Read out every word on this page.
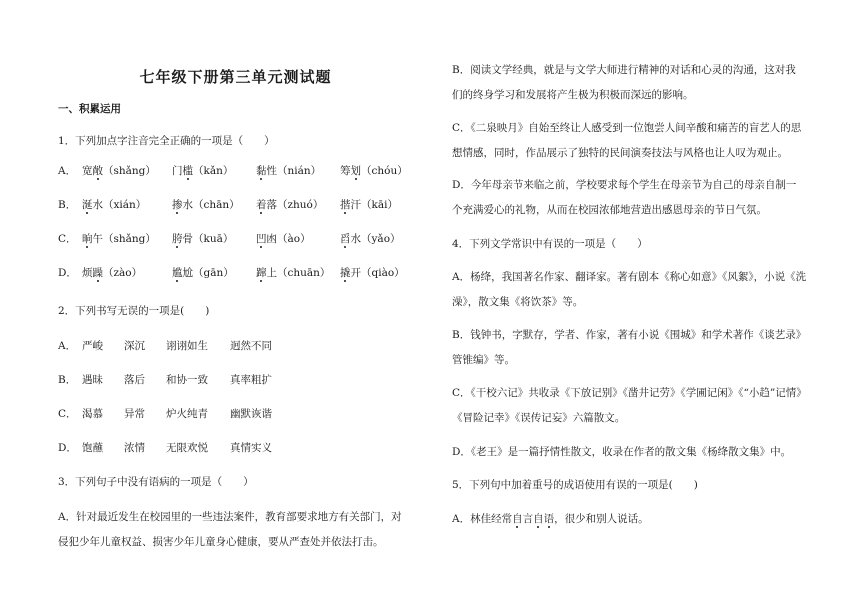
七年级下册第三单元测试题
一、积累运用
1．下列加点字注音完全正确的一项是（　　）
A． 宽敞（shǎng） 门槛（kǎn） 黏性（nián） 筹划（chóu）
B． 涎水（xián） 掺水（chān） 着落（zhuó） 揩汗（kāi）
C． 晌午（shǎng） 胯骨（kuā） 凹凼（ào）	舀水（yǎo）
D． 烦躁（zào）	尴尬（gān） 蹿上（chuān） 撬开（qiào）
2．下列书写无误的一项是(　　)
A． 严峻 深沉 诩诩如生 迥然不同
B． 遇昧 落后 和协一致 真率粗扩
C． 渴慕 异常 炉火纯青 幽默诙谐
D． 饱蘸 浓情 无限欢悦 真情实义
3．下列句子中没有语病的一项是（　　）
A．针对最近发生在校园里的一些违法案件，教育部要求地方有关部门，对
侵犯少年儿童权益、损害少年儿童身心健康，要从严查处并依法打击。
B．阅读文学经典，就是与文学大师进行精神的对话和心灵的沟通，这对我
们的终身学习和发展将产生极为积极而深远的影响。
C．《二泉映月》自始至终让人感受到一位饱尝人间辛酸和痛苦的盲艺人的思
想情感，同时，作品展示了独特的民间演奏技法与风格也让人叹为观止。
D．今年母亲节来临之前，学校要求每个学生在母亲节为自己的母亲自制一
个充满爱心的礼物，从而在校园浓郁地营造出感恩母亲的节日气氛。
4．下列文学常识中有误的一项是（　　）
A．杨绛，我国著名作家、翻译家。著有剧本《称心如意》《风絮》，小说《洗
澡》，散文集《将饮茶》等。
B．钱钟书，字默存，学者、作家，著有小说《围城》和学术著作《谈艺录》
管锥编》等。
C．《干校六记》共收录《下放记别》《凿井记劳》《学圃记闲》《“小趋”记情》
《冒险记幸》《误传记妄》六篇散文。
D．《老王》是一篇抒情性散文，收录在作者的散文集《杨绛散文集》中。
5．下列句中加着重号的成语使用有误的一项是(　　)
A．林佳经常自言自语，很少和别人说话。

## WRITTEN TASK
Which lines in the records above contain the string "shǎng"? Copy each one.

## TASK RESPONSE
A． 宽敞（shǎng） 门槛（kǎn） 黏性（nián） 筹划（chóu）
C． 晌午（shǎng） 胯骨（kuā） 凹凼（ào）	舀水（yǎo）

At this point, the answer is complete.